▶ [Письменное задание 1]
Чем, согласно цитируемому фрагменту, угощал ленинградский племянник Виктории Николаевны?
━━━ Цитируемый фрагмент
Александр Мелихов, Елена Долгопят. Поленовский дворик и светящийся дым

Василий Поленов, Московский дворик, 1878

Василий Поленов, Московский дворик, 1878

Александр Мелихов. Поэзию городов создают не только архитекторы, но и поэты — чем был бы Петербург без «Медного всадника», без «Петербургских повестей» и без «Преступления и наказания»? Поэзию наших любимых уголков мы начинаем воспринимать, подключаясь к чужому лирическому полю. Иногда к общенациональному — Пушкин, Гоголь, Достоевский, а иногда и к чьему-то личному. В романе «Испепеленный» я рассказал, как в мою еще детскую провинциальную ду­шу впервые проник Петербург, тогда еще Ленинград.

Посланницей сказочного Ленинграда в нашем шахтерском поселке была Виктория Николаевна, обвитая мудрым дымком сигареты среди книг, которыми папа пренебрег, — я запомнил только Ибсена и Марка Твена. И еще казахскую фамилию Ахматовой и смешную — Пастернака. Как и вся наша интеллигенция, Виктория Николаевна попала в Северный Казахстан за казенный счет, там и задержалась, хотя оба ее сына учились в Ленинграде, и как-то раз ее навестил ленинградский племянник. Он носил тюбетейку и поразил меня тем, что предложил мне базарную клубнику из газетного кулька со словами: «Угощайтесь, пожалуйста».

Раз в несколько лет Виктория Николаевна и сама торжественно отбывала в ленинградское паломничество и привозила оттуда невероятно красивые фотографии размером с тетрадный листок, и я благоговейно их разглядывал. Хотя имена звучали еще более чарующе: Невский, Литейный, Владимирский, Аничков мост, Гостиный двор, Адмиралтейство, Медный всадник, Зимний дворец, Петропавловская крепость...

Так что когда я приехал поступать, то сразу же оказался среди старых знакомых: Невский, Литейный, Владимирский, Аничков мост, Гостиный двор, Адмиралтейство, Зимний дворец, Медный всадник...

Куда ты скачешь, гордый конь, и где опустишь ты копыта! Ты копыта, ты копыта... Конский топот.

Все эти чудеса действительно существовали! И я оказался среди них!! Это было самое чудесное чудо из чудес!!!

Тут стройность, там мощь, здесь изящество, там грандиозность...

Во мне тогда еще не звучали подобные слова, но все оттенки восторга во мне и пе­ли, и гремели.

Стрелка Васильевского, исаакиевский золотой купол за синей Невой — люблю тебя, Петра творенье!

Мне лишь изредка удавалось вспомнить о приличиях и захлопнуть рот.

Иссякающие белые ночи, конечно, подзатянули светлую часть суток, но я бы и без этого не вспомнил, что по ночам документы не принимают. Зато я навеки влюбился в мои милые, нарезанные чудными ломтиками Двенадцать коллегий с их бесконеч­ным, ведущим в любимую библиотеку Горьковку коридором, осененным справа сте­клянными шкафами со старинными книгами и слева портретами потрудивших­ся здесь великих ученых (самых заслуженных даже удостоили запыленных временем белых статуй).
━━━━━━
━━━ Фрагмент набора данных
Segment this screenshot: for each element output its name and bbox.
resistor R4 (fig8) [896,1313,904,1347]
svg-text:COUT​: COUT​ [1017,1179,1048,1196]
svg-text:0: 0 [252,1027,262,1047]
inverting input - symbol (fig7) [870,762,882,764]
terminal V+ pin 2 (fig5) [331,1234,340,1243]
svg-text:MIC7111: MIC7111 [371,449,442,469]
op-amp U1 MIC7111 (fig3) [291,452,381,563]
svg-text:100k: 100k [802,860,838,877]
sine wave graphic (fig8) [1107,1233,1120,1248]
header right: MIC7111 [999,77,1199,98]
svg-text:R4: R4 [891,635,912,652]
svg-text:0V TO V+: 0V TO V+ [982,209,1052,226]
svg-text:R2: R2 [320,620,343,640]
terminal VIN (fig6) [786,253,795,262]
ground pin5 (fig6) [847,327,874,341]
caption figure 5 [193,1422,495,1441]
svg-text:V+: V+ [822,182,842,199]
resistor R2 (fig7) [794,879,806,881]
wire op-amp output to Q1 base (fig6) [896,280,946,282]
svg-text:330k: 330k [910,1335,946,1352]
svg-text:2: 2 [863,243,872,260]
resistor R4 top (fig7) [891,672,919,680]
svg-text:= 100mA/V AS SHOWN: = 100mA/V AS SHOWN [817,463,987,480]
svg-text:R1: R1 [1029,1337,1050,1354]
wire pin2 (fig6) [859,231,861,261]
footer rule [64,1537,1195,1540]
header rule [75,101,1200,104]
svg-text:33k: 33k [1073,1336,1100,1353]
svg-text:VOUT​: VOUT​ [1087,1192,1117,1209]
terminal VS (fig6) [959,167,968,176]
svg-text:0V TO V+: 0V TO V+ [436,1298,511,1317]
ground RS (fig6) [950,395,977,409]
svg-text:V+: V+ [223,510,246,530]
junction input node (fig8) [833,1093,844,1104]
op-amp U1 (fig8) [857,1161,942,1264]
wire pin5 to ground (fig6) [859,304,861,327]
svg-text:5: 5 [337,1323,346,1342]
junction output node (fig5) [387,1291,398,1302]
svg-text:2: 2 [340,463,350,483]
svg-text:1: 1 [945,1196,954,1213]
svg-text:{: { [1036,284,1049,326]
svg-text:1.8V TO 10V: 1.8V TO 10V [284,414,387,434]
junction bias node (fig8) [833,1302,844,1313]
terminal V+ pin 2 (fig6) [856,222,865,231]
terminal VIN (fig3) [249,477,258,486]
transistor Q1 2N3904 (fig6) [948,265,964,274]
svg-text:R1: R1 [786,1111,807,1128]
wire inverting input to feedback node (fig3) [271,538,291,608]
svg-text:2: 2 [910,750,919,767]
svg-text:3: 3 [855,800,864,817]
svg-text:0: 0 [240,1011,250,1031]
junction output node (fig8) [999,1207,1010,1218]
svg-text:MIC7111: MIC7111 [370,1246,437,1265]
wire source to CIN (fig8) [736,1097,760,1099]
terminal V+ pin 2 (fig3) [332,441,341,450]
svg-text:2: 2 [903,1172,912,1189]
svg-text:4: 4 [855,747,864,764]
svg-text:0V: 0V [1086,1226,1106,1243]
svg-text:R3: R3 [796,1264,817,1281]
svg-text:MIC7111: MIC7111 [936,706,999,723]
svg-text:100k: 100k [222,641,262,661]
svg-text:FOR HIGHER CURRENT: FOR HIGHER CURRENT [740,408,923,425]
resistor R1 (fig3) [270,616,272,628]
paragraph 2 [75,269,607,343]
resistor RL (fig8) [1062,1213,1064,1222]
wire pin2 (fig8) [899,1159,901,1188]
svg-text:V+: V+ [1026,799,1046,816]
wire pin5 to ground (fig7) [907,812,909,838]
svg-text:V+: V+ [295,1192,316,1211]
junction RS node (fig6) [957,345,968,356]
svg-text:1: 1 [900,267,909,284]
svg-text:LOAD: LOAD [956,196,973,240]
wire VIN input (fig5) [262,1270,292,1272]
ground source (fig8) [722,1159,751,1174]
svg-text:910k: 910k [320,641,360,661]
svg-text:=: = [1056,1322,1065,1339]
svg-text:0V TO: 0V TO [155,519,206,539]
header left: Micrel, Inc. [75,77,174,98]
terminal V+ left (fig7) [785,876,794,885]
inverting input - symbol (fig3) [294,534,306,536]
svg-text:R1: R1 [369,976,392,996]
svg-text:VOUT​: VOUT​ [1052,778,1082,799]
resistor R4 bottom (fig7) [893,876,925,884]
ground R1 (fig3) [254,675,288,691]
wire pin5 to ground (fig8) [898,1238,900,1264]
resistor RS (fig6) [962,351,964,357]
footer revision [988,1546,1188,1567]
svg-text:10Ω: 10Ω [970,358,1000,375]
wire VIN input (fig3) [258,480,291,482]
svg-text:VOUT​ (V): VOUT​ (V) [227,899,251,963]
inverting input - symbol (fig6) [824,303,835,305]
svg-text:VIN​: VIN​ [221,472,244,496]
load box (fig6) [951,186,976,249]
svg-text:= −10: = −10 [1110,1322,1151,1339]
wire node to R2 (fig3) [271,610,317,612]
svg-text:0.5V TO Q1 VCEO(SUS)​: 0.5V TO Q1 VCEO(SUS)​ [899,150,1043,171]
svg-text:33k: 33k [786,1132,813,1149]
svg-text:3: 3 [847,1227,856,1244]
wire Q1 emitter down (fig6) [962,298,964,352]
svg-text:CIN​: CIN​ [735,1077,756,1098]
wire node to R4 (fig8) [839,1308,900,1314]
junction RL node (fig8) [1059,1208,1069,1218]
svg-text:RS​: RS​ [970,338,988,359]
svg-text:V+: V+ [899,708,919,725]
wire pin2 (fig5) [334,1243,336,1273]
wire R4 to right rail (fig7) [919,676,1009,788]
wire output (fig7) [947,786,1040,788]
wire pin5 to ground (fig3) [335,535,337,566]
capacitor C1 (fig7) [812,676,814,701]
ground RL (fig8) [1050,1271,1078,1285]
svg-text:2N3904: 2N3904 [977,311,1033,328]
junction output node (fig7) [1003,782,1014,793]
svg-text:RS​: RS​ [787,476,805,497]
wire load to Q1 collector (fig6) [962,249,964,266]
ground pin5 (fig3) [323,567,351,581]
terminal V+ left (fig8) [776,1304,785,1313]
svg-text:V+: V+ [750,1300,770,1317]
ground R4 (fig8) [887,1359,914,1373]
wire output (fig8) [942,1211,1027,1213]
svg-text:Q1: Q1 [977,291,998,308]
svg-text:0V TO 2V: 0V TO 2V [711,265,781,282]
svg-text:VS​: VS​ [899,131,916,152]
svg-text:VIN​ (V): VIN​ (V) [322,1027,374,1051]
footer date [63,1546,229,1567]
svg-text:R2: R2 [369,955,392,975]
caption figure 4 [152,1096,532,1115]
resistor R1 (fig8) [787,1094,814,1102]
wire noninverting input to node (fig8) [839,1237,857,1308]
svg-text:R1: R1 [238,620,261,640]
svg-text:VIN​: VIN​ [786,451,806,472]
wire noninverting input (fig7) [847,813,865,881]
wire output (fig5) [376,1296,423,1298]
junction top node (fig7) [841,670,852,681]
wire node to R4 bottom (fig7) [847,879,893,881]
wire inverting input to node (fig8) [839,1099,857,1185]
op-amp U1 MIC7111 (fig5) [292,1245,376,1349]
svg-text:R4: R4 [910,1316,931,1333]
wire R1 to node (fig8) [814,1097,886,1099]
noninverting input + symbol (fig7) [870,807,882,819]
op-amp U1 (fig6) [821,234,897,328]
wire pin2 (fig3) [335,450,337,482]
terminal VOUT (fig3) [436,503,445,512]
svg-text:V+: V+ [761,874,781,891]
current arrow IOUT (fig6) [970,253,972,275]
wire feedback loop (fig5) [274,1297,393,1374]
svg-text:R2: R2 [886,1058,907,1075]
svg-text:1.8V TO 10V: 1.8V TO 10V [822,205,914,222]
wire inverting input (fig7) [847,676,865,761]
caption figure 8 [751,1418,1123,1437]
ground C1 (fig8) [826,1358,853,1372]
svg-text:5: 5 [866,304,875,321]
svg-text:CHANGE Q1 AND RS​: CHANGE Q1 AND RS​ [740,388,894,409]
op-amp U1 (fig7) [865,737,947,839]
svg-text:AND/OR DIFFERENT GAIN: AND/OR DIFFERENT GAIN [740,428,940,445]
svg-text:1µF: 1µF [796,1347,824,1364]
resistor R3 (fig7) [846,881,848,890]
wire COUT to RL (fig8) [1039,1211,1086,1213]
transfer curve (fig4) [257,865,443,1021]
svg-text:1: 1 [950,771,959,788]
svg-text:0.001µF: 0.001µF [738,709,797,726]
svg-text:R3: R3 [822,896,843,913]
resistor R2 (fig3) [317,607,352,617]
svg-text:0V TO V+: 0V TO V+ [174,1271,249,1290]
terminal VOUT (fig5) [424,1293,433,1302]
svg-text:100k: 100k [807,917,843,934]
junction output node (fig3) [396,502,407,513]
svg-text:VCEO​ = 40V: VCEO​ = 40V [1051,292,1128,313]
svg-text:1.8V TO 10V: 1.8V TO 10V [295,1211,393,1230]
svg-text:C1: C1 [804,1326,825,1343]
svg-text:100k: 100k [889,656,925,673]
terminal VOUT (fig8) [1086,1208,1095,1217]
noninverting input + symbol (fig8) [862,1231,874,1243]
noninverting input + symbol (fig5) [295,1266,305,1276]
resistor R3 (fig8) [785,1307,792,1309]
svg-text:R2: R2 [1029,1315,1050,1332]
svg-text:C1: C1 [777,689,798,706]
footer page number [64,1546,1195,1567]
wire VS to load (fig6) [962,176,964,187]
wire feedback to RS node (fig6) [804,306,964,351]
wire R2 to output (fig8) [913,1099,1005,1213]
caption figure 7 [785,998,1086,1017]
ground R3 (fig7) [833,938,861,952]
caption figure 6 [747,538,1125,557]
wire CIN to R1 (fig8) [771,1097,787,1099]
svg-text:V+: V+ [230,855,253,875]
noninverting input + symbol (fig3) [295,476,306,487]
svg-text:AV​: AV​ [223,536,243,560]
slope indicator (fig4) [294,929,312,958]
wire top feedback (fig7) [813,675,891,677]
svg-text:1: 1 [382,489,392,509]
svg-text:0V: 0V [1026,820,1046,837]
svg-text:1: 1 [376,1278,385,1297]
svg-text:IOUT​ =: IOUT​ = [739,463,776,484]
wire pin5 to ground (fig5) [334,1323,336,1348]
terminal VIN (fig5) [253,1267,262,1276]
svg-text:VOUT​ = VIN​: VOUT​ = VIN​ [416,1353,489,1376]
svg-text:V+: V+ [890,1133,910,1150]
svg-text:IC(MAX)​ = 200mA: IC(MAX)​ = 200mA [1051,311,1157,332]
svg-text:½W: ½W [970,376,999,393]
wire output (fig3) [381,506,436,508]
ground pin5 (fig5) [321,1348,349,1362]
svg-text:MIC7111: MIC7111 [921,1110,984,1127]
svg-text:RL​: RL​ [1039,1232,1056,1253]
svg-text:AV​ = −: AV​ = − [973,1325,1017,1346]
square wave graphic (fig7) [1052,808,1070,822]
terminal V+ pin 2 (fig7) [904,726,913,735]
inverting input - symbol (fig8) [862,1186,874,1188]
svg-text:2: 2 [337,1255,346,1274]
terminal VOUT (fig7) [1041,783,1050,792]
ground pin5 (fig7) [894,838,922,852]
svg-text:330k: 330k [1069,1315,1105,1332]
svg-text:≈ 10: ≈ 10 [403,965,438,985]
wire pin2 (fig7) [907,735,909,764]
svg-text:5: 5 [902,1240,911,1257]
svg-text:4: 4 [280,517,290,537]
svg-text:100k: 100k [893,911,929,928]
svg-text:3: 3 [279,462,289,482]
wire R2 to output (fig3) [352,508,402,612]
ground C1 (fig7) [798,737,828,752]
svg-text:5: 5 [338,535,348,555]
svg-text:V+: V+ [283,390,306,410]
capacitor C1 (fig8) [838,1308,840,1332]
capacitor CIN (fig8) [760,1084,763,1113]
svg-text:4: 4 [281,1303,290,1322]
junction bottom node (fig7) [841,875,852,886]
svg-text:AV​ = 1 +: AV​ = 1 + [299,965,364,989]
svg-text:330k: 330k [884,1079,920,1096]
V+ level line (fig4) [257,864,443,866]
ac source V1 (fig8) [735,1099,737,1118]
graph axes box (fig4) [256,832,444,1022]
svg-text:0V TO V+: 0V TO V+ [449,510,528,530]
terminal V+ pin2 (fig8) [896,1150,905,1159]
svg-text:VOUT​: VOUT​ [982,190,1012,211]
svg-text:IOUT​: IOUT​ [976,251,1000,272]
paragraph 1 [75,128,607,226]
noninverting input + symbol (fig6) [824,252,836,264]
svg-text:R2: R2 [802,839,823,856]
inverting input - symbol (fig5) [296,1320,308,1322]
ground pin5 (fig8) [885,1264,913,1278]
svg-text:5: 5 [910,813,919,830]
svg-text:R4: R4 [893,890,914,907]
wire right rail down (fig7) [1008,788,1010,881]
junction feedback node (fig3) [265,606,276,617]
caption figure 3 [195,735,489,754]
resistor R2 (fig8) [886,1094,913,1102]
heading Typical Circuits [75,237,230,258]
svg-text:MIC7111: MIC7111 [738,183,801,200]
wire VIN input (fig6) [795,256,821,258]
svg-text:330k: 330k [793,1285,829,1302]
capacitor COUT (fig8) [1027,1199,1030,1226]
━━━━━━
▶ [Письменное задание 2]
Перепишите в виде таблицы Markdown строки записей разметки от самой первой до строки с «svg-text:0V TO V+: 0V TO V+ [982,209,1052,226]» включительно. Пустые строки пропустите, а столбцы назовите «Номер» и «Строка».

▶ [Ответ к заданию 1]
Базарной клубникой из газетного кулька.

▶ [Ответ к заданию 2]
| Номер | Строка |
|---|---|
| 1 | Segment this screenshot: for each element output its name and bbox. |
| 2 | resistor R4 (fig8) [896,1313,904,1347] |
| 3 | svg-text:COUT​: COUT​ [1017,1179,1048,1196] |
| 4 | svg-text:0: 0 [252,1027,262,1047] |
| 5 | inverting input - symbol (fig7) [870,762,882,764] |
| 6 | terminal V+ pin 2 (fig5) [331,1234,340,1243] |
| 7 | svg-text:MIC7111: MIC7111 [371,449,442,469] |
| 8 | op-amp U1 MIC7111 (fig3) [291,452,381,563] |
| 9 | svg-text:100k: 100k [802,860,838,877] |
| 10 | sine wave graphic (fig8) [1107,1233,1120,1248] |
| 11 | header right: MIC7111 [999,77,1199,98] |
| 12 | svg-text:R4: R4 [891,635,912,652] |
| 13 | svg-text:0V TO V+: 0V TO V+ [982,209,1052,226] |